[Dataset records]
########
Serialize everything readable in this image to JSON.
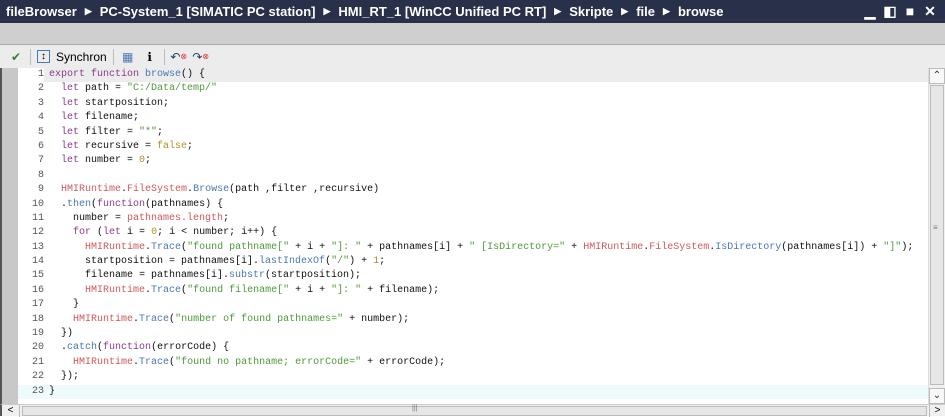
{
  "breadcrumb": [
    "fileBrowser",
    "PC-System_1 [SIMATIC PC station]",
    "HMI_RT_1 [WinCC Unified PC RT]",
    "Skripte",
    "file",
    "browse"
  ],
  "toolbar": {
    "synchron_label": "Synchron"
  },
  "code_lines": [
    [
      [
        "k",
        "export function "
      ],
      [
        "m",
        "browse"
      ],
      [
        "p",
        "() {"
      ]
    ],
    [
      [
        "k",
        "  let "
      ],
      [
        "p",
        "path = "
      ],
      [
        "s",
        "\"C:/Data/temp/\""
      ]
    ],
    [
      [
        "k",
        "  let "
      ],
      [
        "p",
        "startposition;"
      ]
    ],
    [
      [
        "k",
        "  let "
      ],
      [
        "p",
        "filename;"
      ]
    ],
    [
      [
        "k",
        "  let "
      ],
      [
        "p",
        "filter = "
      ],
      [
        "s",
        "\"*\""
      ],
      [
        "p",
        ";"
      ]
    ],
    [
      [
        "k",
        "  let "
      ],
      [
        "p",
        "recursive = "
      ],
      [
        "n",
        "false"
      ],
      [
        "p",
        ";"
      ]
    ],
    [
      [
        "k",
        "  let "
      ],
      [
        "p",
        "number = "
      ],
      [
        "n",
        "0"
      ],
      [
        "p",
        ";"
      ]
    ],
    [
      [
        "p",
        ""
      ]
    ],
    [
      [
        "r",
        "  HMIRuntime"
      ],
      [
        "p",
        "."
      ],
      [
        "r",
        "FileSystem"
      ],
      [
        "p",
        "."
      ],
      [
        "m",
        "Browse"
      ],
      [
        "p",
        "(path ,filter ,recursive)"
      ]
    ],
    [
      [
        "p",
        "  ."
      ],
      [
        "m",
        "then"
      ],
      [
        "p",
        "("
      ],
      [
        "k",
        "function"
      ],
      [
        "p",
        "(pathnames) {"
      ]
    ],
    [
      [
        "p",
        "    number = "
      ],
      [
        "r",
        "pathnames.length"
      ],
      [
        "p",
        ";"
      ]
    ],
    [
      [
        "k",
        "    for "
      ],
      [
        "p",
        "("
      ],
      [
        "k",
        "let "
      ],
      [
        "p",
        "i = "
      ],
      [
        "n",
        "0"
      ],
      [
        "p",
        "; i < number; i++) {"
      ]
    ],
    [
      [
        "r",
        "      HMIRuntime"
      ],
      [
        "p",
        "."
      ],
      [
        "m",
        "Trace"
      ],
      [
        "p",
        "("
      ],
      [
        "s",
        "\"found pathname[\""
      ],
      [
        "p",
        " + i + "
      ],
      [
        "s",
        "\"]: \""
      ],
      [
        "p",
        " + pathnames[i] + "
      ],
      [
        "s",
        "\" [IsDirectory=\""
      ],
      [
        "p",
        " + "
      ],
      [
        "r",
        "HMIRuntime"
      ],
      [
        "p",
        "."
      ],
      [
        "r",
        "FileSystem"
      ],
      [
        "p",
        "."
      ],
      [
        "m",
        "IsDirectory"
      ],
      [
        "p",
        "(pathnames[i]) + "
      ],
      [
        "s",
        "\"]\""
      ],
      [
        "p",
        ");"
      ]
    ],
    [
      [
        "p",
        "      startposition = pathnames[i]."
      ],
      [
        "m",
        "lastIndexOf"
      ],
      [
        "p",
        "("
      ],
      [
        "s",
        "\"/\""
      ],
      [
        "p",
        ") + "
      ],
      [
        "n",
        "1"
      ],
      [
        "p",
        ";"
      ]
    ],
    [
      [
        "p",
        "      filename = pathnames[i]."
      ],
      [
        "m",
        "substr"
      ],
      [
        "p",
        "(startposition);"
      ]
    ],
    [
      [
        "r",
        "      HMIRuntime"
      ],
      [
        "p",
        "."
      ],
      [
        "m",
        "Trace"
      ],
      [
        "p",
        "("
      ],
      [
        "s",
        "\"found filename[\""
      ],
      [
        "p",
        " + i + "
      ],
      [
        "s",
        "\"]: \""
      ],
      [
        "p",
        " + filename);"
      ]
    ],
    [
      [
        "p",
        "    }"
      ]
    ],
    [
      [
        "r",
        "    HMIRuntime"
      ],
      [
        "p",
        "."
      ],
      [
        "m",
        "Trace"
      ],
      [
        "p",
        "("
      ],
      [
        "s",
        "\"number of found pathnames=\""
      ],
      [
        "p",
        " + number);"
      ]
    ],
    [
      [
        "p",
        "  })"
      ]
    ],
    [
      [
        "p",
        "  ."
      ],
      [
        "m",
        "catch"
      ],
      [
        "p",
        "("
      ],
      [
        "k",
        "function"
      ],
      [
        "p",
        "(errorCode) {"
      ]
    ],
    [
      [
        "r",
        "    HMIRuntime"
      ],
      [
        "p",
        "."
      ],
      [
        "m",
        "Trace"
      ],
      [
        "p",
        "("
      ],
      [
        "s",
        "\"found no pathname; errorCode=\""
      ],
      [
        "p",
        " + errorCode);"
      ]
    ],
    [
      [
        "p",
        "  });"
      ]
    ],
    [
      [
        "p",
        "}"
      ]
    ]
  ]
}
########
- _Goal_: Restate every record exactly, please; do not copy the pictures.

- _Result_:
Serialize everything readable in this image to JSON.
{
  "breadcrumb": [
    "fileBrowser",
    "PC-System_1 [SIMATIC PC station]",
    "HMI_RT_1 [WinCC Unified PC RT]",
    "Skripte",
    "file",
    "browse"
  ],
  "toolbar": {
    "synchron_label": "Synchron"
  },
  "code_lines": [
    [
      [
        "k",
        "export function "
      ],
      [
        "m",
        "browse"
      ],
      [
        "p",
        "() {"
      ]
    ],
    [
      [
        "k",
        "  let "
      ],
      [
        "p",
        "path = "
      ],
      [
        "s",
        "\"C:/Data/temp/\""
      ]
    ],
    [
      [
        "k",
        "  let "
      ],
      [
        "p",
        "startposition;"
      ]
    ],
    [
      [
        "k",
        "  let "
      ],
      [
        "p",
        "filename;"
      ]
    ],
    [
      [
        "k",
        "  let "
      ],
      [
        "p",
        "filter = "
      ],
      [
        "s",
        "\"*\""
      ],
      [
        "p",
        ";"
      ]
    ],
    [
      [
        "k",
        "  let "
      ],
      [
        "p",
        "recursive = "
      ],
      [
        "n",
        "false"
      ],
      [
        "p",
        ";"
      ]
    ],
    [
      [
        "k",
        "  let "
      ],
      [
        "p",
        "number = "
      ],
      [
        "n",
        "0"
      ],
      [
        "p",
        ";"
      ]
    ],
    [
      [
        "p",
        ""
      ]
    ],
    [
      [
        "r",
        "  HMIRuntime"
      ],
      [
        "p",
        "."
      ],
      [
        "r",
        "FileSystem"
      ],
      [
        "p",
        "."
      ],
      [
        "m",
        "Browse"
      ],
      [
        "p",
        "(path ,filter ,recursive)"
      ]
    ],
    [
      [
        "p",
        "  ."
      ],
      [
        "m",
        "then"
      ],
      [
        "p",
        "("
      ],
      [
        "k",
        "function"
      ],
      [
        "p",
        "(pathnames) {"
      ]
    ],
    [
      [
        "p",
        "    number = "
      ],
      [
        "r",
        "pathnames.length"
      ],
      [
        "p",
        ";"
      ]
    ],
    [
      [
        "k",
        "    for "
      ],
      [
        "p",
        "("
      ],
      [
        "k",
        "let "
      ],
      [
        "p",
        "i = "
      ],
      [
        "n",
        "0"
      ],
      [
        "p",
        "; i < number; i++) {"
      ]
    ],
    [
      [
        "r",
        "      HMIRuntime"
      ],
      [
        "p",
        "."
      ],
      [
        "m",
        "Trace"
      ],
      [
        "p",
        "("
      ],
      [
        "s",
        "\"found pathname[\""
      ],
      [
        "p",
        " + i + "
      ],
      [
        "s",
        "\"]: \""
      ],
      [
        "p",
        " + pathnames[i] + "
      ],
      [
        "s",
        "\" [IsDirectory=\""
      ],
      [
        "p",
        " + "
      ],
      [
        "r",
        "HMIRuntime"
      ],
      [
        "p",
        "."
      ],
      [
        "r",
        "FileSystem"
      ],
      [
        "p",
        "."
      ],
      [
        "m",
        "IsDirectory"
      ],
      [
        "p",
        "(pathnames[i]) + "
      ],
      [
        "s",
        "\"]\""
      ],
      [
        "p",
        ");"
      ]
    ],
    [
      [
        "p",
        "      startposition = pathnames[i]."
      ],
      [
        "m",
        "lastIndexOf"
      ],
      [
        "p",
        "("
      ],
      [
        "s",
        "\"/\""
      ],
      [
        "p",
        ") + "
      ],
      [
        "n",
        "1"
      ],
      [
        "p",
        ";"
      ]
    ],
    [
      [
        "p",
        "      filename = pathnames[i]."
      ],
      [
        "m",
        "substr"
      ],
      [
        "p",
        "(startposition);"
      ]
    ],
    [
      [
        "r",
        "      HMIRuntime"
      ],
      [
        "p",
        "."
      ],
      [
        "m",
        "Trace"
      ],
      [
        "p",
        "("
      ],
      [
        "s",
        "\"found filename[\""
      ],
      [
        "p",
        " + i + "
      ],
      [
        "s",
        "\"]: \""
      ],
      [
        "p",
        " + filename);"
      ]
    ],
    [
      [
        "p",
        "    }"
      ]
    ],
    [
      [
        "r",
        "    HMIRuntime"
      ],
      [
        "p",
        "."
      ],
      [
        "m",
        "Trace"
      ],
      [
        "p",
        "("
      ],
      [
        "s",
        "\"number of found pathnames=\""
      ],
      [
        "p",
        " + number);"
      ]
    ],
    [
      [
        "p",
        "  })"
      ]
    ],
    [
      [
        "p",
        "  ."
      ],
      [
        "m",
        "catch"
      ],
      [
        "p",
        "("
      ],
      [
        "k",
        "function"
      ],
      [
        "p",
        "(errorCode) {"
      ]
    ],
    [
      [
        "r",
        "    HMIRuntime"
      ],
      [
        "p",
        "."
      ],
      [
        "m",
        "Trace"
      ],
      [
        "p",
        "("
      ],
      [
        "s",
        "\"found no pathname; errorCode=\""
      ],
      [
        "p",
        " + errorCode);"
      ]
    ],
    [
      [
        "p",
        "  });"
      ]
    ],
    [
      [
        "p",
        "}"
      ]
    ]
  ]
}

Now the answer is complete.